> [Brief] Reproduce each line that includes the word "frac".

> [Dataset records]

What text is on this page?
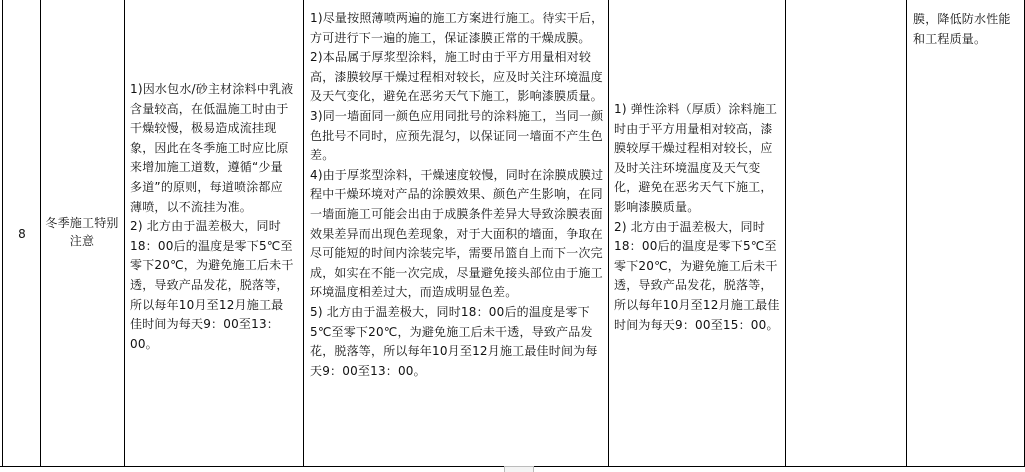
8
冬季施工特别注意

1)因水包水/砂主材涂料中乳液含量较高，在低温施工时由于干燥较慢，极易造成流挂现象，因此在冬季施工时应比原来增加施工道数，遵循“少量多道”的原则，每道喷涂都应薄喷，以不流挂为准。

2) 北方由于温差极大，同时18：00后的温度是零下5℃至零下20℃，为避免施工后未干透，导致产品发花，脱落等，所以每年10月至12月施工最佳时间为每天9：00至13：00。

1)尽量按照薄喷两遍的施工方案进行施工。待实干后，方可进行下一遍的施工，保证漆膜正常的干燥成膜。

2)本品属于厚浆型涂料，施工时由于平方用量相对较高，漆膜较厚干燥过程相对较长，应及时关注环境温度及天气变化，避免在恶劣天气下施工，影响漆膜质量。

3)同一墙面同一颜色应用同批号的涂料施工，当同一颜色批号不同时，应预先混匀，以保证同一墙面不产生色差。

4)由于厚浆型涂料，干燥速度较慢，同时在涂膜成膜过程中干燥环境对产品的涂膜效果、颜色产生影响，在同一墙面施工可能会出由于成膜条件差异大导致涂膜表面效果差异而出现色差现象，对于大面积的墙面，争取在尽可能短的时间内涂装完毕，需要吊篮自上而下一次完成，如实在不能一次完成，尽量避免接头部位由于施工环境温度相差过大，而造成明显色差。

5) 北方由于温差极大，同时18：00后的温度是零下5℃至零下20℃，为避免施工后未干透，导致产品发花，脱落等，所以每年10月至12月施工最佳时间为每天9：00至13：00。

1) 弹性涂料（厚质）涂料施工时由于平方用量相对较高，漆膜较厚干燥过程相对较长，应及时关注环境温度及天气变化，避免在恶劣天气下施工，影响漆膜质量。

2) 北方由于温差极大，同时18：00后的温度是零下5℃至零下20℃，为避免施工后未干透，导致产品发花，脱落等，所以每年10月至12月施工最佳时间为每天9：00至15：00。

膜，降低防水性能和工程质量。
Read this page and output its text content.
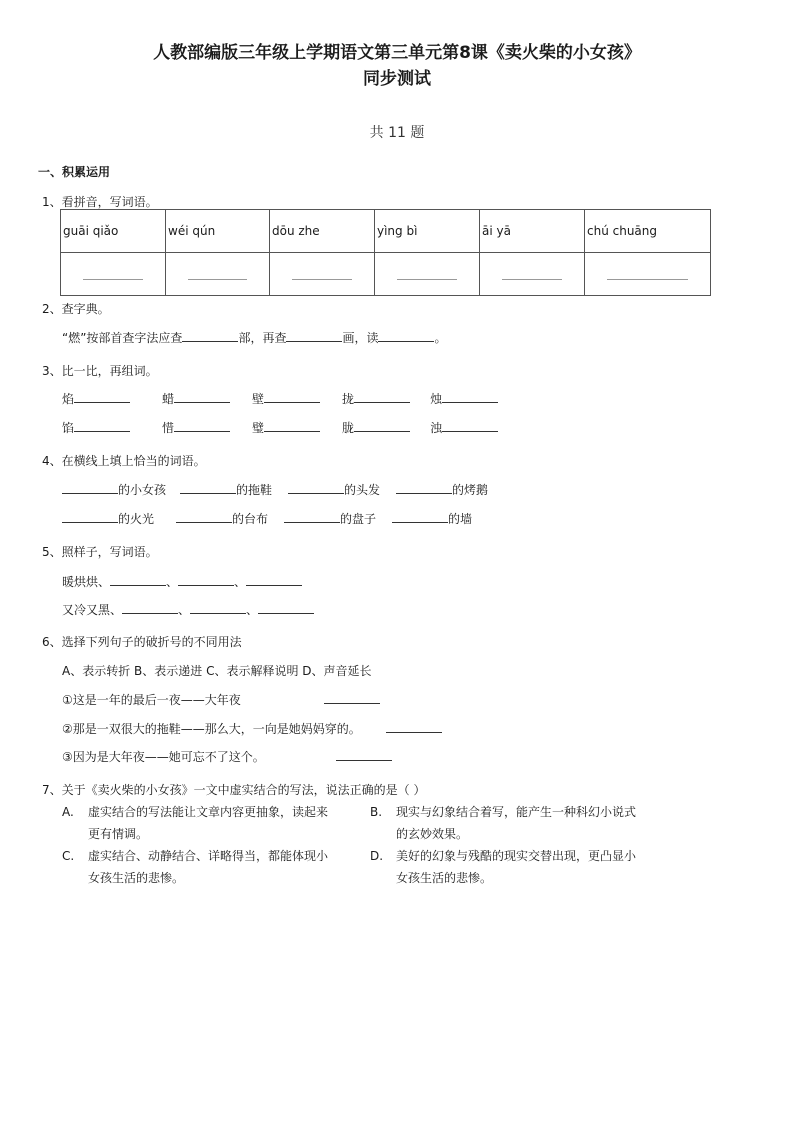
人教部编版三年级上学期语文第三单元第8课《卖火柴的小女孩》
同步测试
共 11 题
一、积累运用
1、看拼音，写词语。
guāi qiǎo	wéi qún	dōu zhe	yìng bì	āi yā	chú chuāng

2、查字典。
“燃”按部首查字法应查	部，再查	画，读	。
3、比一比，再组词。
焰	蜡	壁	拢	烛
馅	惜	璧	胧	浊
4、在横线上填上恰当的词语。
的小女孩	的拖鞋	的头发	的烤鹅
的火光	的台布	的盘子	的墙
5、照样子，写词语。
暖烘烘、	、	、
又冷又黑、	、	、
6、选择下列句子的破折号的不同用法
A、表示转折 B、表示递进 C、表示解释说明 D、声音延长
①这是一年的最后一夜——大年夜
②那是一双很大的拖鞋——那么大，一向是她妈妈穿的。
③因为是大年夜——她可忘不了这个。
7、关于《卖火柴的小女孩》一文中虚实结合的写法，说法正确的是（ ）
A. 虚实结合的写法能让文章内容更抽象，读起来
更有情调。
B. 现实与幻象结合着写，能产生一种科幻小说式
的玄妙效果。
C. 虚实结合、动静结合、详略得当，都能体现小
女孩生活的悲惨。
D. 美好的幻象与残酷的现实交替出现，更凸显小
女孩生活的悲惨。
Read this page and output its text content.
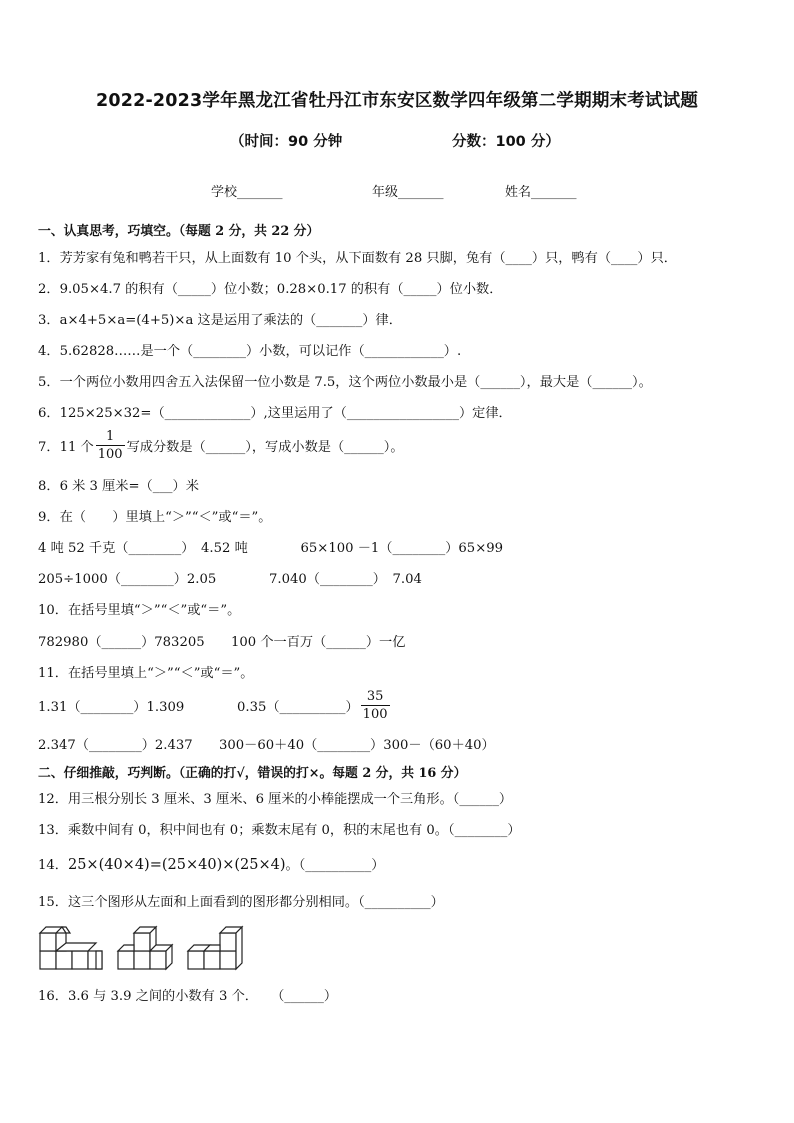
2022-2023学年黑龙江省牡丹江市东安区数学四年级第二学期期末考试试题
（时间：90 分钟	分数：100 分）
学校_______	年级_______	姓名_______
一、认真思考，巧填空。（每题 2 分，共 22 分）
1．芳芳家有兔和鸭若干只，从上面数有 10 个头，从下面数有 28 只脚，兔有（____）只，鸭有（____）只．
2．9.05×4.7 的积有（_____）位小数；0.28×0.17 的积有（_____）位小数．
3．a×4+5×a=(4+5)×a 这是运用了乘法的（_______）律．
4．5.62828……是一个（________）小数，可以记作（____________）.
5．一个两位小数用四舍五入法保留一位小数是 7.5，这个两位小数最小是（______），最大是（______）。
6．125×25×32=（_____________）,这里运用了（_________________）定律．
7．11 个 $\frac{1}{100}$ 写成分数是（______），写成小数是（______）。
8．6 米 3 厘米=（___）米
9．在（　　）里填上“＞”“＜”或“＝”。
4 吨 52 千克（________）　4.52 吨　　　　65×100 －1（________）65×99
205÷1000（________）2.05　　　　7.040（________）　7.04
10．在括号里填“＞”“＜”或“＝”。
782980（______）783205　　100 个一百万（______）一亿
11．在括号里填上“＞”“＜”或“＝”。
1.31（________）1.309　　　　0.35（__________） $\frac{35}{100}$
2.347（________）2.437　　300－60＋40（________）300－（60＋40）
二、仔细推敲，巧判断。（正确的打√，错误的打×。每题 2 分，共 16 分）
12．用三根分别长 3 厘米、3 厘米、6 厘米的小棒能摆成一个三角形。（______）
13．乘数中间有 0，积中间也有 0；乘数末尾有 0，积的末尾也有 0。（________）
14．25×(40×4)=(25×40)×(25×4)。（__________）
15．这三个图形从左面和上面看到的图形都分别相同。（__________）
16．3.6 与 3.9 之间的小数有 3 个．　　（______）
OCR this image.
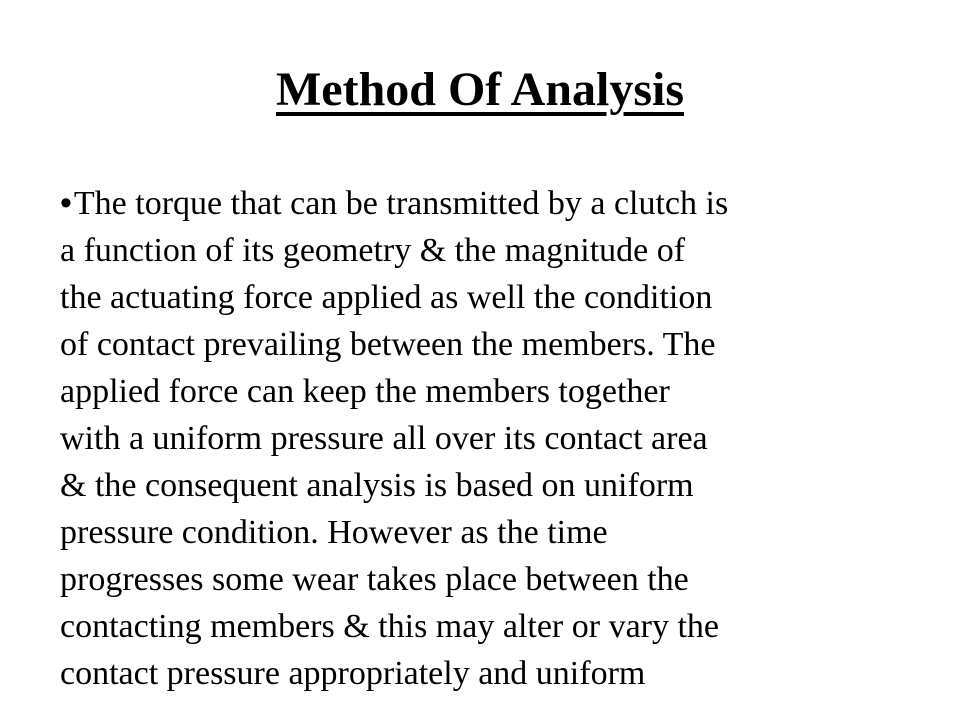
Method Of Analysis
•The torque that can be transmitted by a clutch is
a function of its geometry & the magnitude of
the actuating force applied as well the condition
of contact prevailing between the members. The
applied force can keep the members together
with a uniform pressure all over its contact area
& the consequent analysis is based on uniform
pressure condition. However as the time
progresses some wear takes place between the
contacting members & this may alter or vary the
contact pressure appropriately and uniform
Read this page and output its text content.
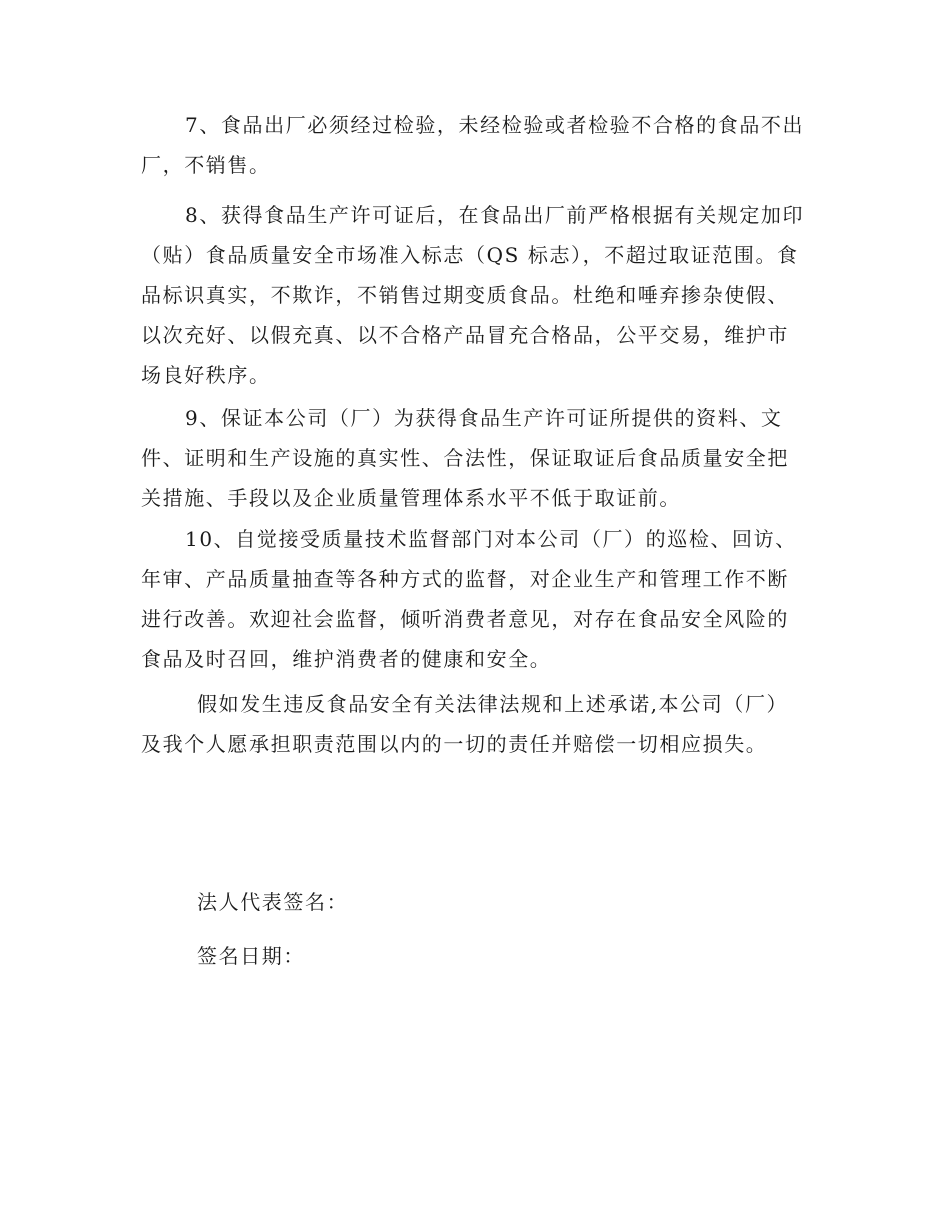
7、食品出厂必须经过检验，未经检验或者检验不合格的食品不出厂，不销售。

8、获得食品生产许可证后，在食品出厂前严格根据有关规定加印（贴）食品质量安全市场准入标志（QS 标志），不超过取证范围。食品标识真实，不欺诈，不销售过期变质食品。杜绝和唾弃掺杂使假、以次充好、以假充真、以不合格产品冒充合格品，公平交易，维护市场良好秩序。

9、保证本公司（厂）为获得食品生产许可证所提供的资料、文件、证明和生产设施的真实性、合法性，保证取证后食品质量安全把关措施、手段以及企业质量管理体系水平不低于取证前。

10、自觉接受质量技术监督部门对本公司（厂）的巡检、回访、年审、产品质量抽查等各种方式的监督，对企业生产和管理工作不断进行改善。欢迎社会监督，倾听消费者意见，对存在食品安全风险的食品及时召回，维护消费者的健康和安全。

假如发生违反食品安全有关法律法规和上述承诺,本公司（厂）及我个人愿承担职责范围以内的一切的责任并赔偿一切相应损失。

法人代表签名：

签名日期：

> [Task output]
7．11 个 $\frac{1}{100}$ 写成分数是（______），写成小数是（______）。
1.31（________）1.309　　　　0.35（__________） $\frac{35}{100}$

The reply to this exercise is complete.